▶ [EXERCISE INPUT]
########################################

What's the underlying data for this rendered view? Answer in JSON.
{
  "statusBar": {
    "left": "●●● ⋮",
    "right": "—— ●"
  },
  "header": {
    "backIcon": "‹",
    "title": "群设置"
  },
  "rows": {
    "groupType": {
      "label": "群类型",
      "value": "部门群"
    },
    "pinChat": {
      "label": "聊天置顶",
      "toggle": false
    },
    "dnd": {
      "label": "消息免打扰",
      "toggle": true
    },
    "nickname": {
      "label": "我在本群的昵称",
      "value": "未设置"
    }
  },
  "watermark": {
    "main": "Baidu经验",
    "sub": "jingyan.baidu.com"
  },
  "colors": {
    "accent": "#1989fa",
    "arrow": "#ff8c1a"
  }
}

########################################

▶ [AIM OF THE TASK]
Print back all the lines verbatim.

▶ [ANSWER BELOW]
What's the underlying data for this rendered view? Answer in JSON.
{
  "statusBar": {
    "left": "●●● ⋮",
    "right": "—— ●"
  },
  "header": {
    "backIcon": "‹",
    "title": "群设置"
  },
  "rows": {
    "groupType": {
      "label": "群类型",
      "value": "部门群"
    },
    "pinChat": {
      "label": "聊天置顶",
      "toggle": false
    },
    "dnd": {
      "label": "消息免打扰",
      "toggle": true
    },
    "nickname": {
      "label": "我在本群的昵称",
      "value": "未设置"
    }
  },
  "watermark": {
    "main": "Baidu经验",
    "sub": "jingyan.baidu.com"
  },
  "colors": {
    "accent": "#1989fa",
    "arrow": "#ff8c1a"
  }
}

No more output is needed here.